_DATA FOR THIS TASK_:
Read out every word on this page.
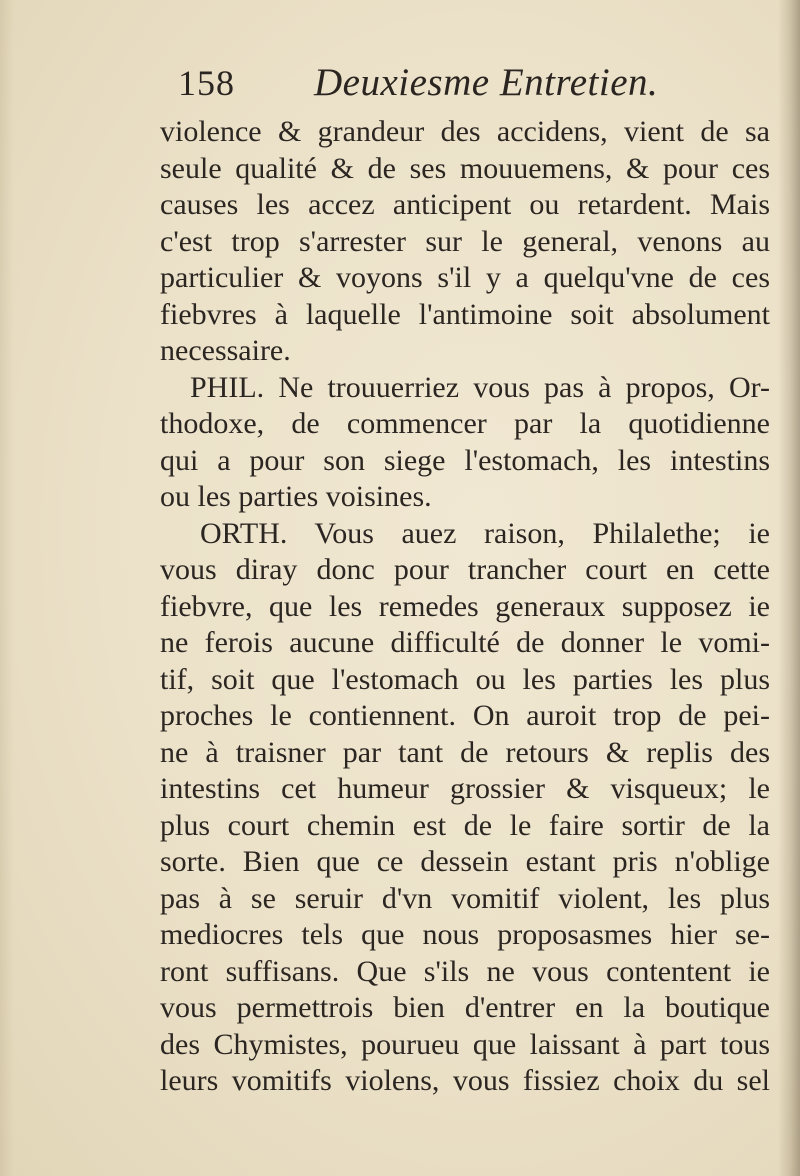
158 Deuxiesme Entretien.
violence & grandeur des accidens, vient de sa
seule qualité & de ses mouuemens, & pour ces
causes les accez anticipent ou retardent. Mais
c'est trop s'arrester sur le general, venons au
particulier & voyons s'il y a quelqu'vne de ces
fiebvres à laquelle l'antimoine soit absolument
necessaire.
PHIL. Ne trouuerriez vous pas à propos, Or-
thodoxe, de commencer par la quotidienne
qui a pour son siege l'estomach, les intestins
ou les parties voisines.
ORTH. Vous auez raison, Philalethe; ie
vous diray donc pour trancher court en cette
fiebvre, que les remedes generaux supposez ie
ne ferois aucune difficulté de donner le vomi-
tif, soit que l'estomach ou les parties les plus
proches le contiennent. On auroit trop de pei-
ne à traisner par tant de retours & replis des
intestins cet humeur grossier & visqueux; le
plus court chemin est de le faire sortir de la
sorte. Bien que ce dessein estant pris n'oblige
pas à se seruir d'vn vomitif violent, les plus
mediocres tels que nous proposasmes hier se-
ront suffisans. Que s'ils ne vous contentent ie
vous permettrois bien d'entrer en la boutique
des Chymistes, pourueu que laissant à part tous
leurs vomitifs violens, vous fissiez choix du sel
--
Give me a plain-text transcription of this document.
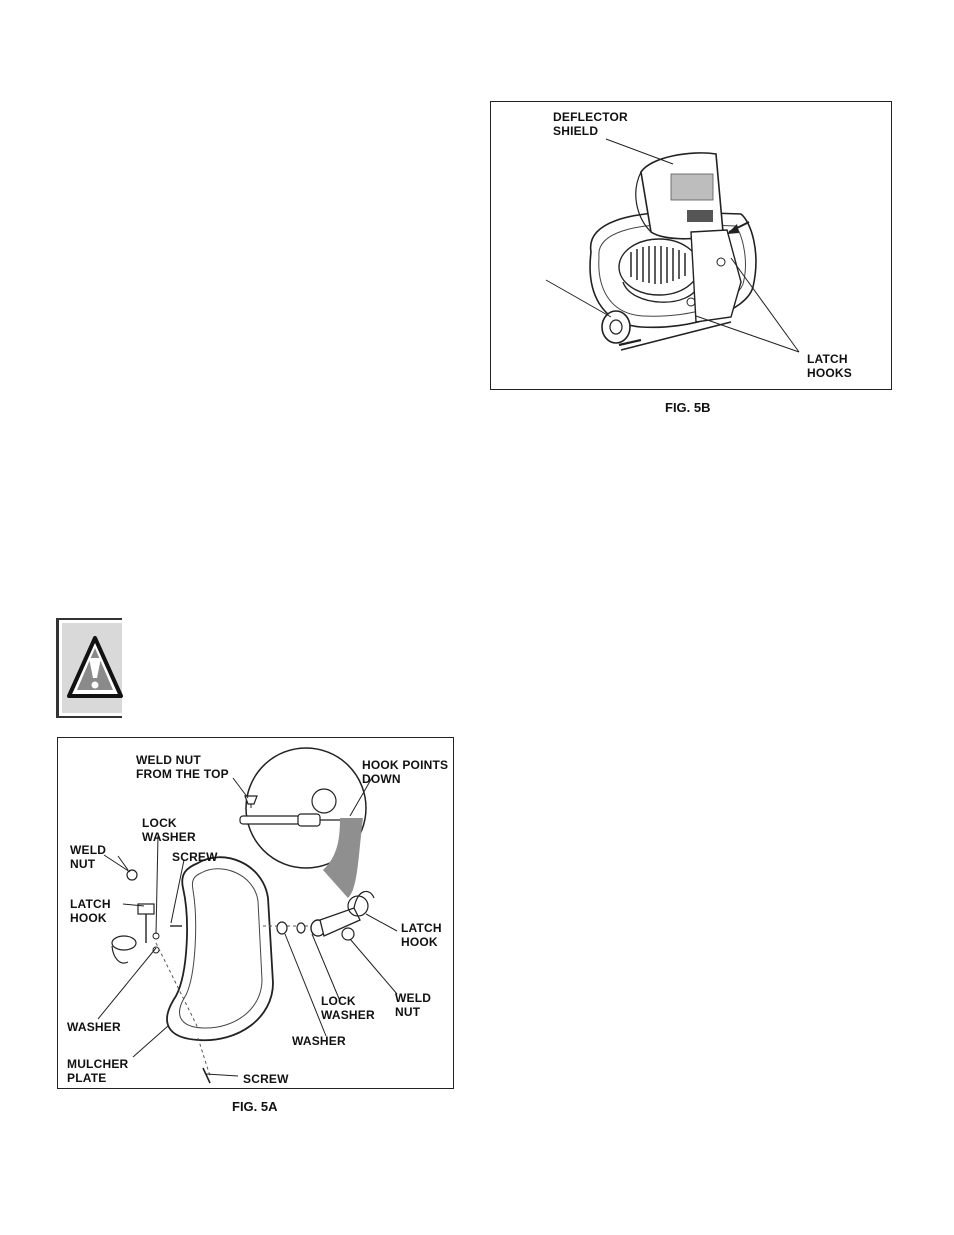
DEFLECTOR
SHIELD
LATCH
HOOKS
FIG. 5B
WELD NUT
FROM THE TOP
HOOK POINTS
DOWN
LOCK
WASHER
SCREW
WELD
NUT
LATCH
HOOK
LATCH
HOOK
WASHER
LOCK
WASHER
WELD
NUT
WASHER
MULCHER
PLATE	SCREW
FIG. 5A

_EXERCISE REQUIREMENTS_: Check each line of the records for the word "parties", and show the lines that contain it.

_EXERCISE OUTPUT_:
ou les parties voisines.
tif, soit que l'estomach ou les parties les plus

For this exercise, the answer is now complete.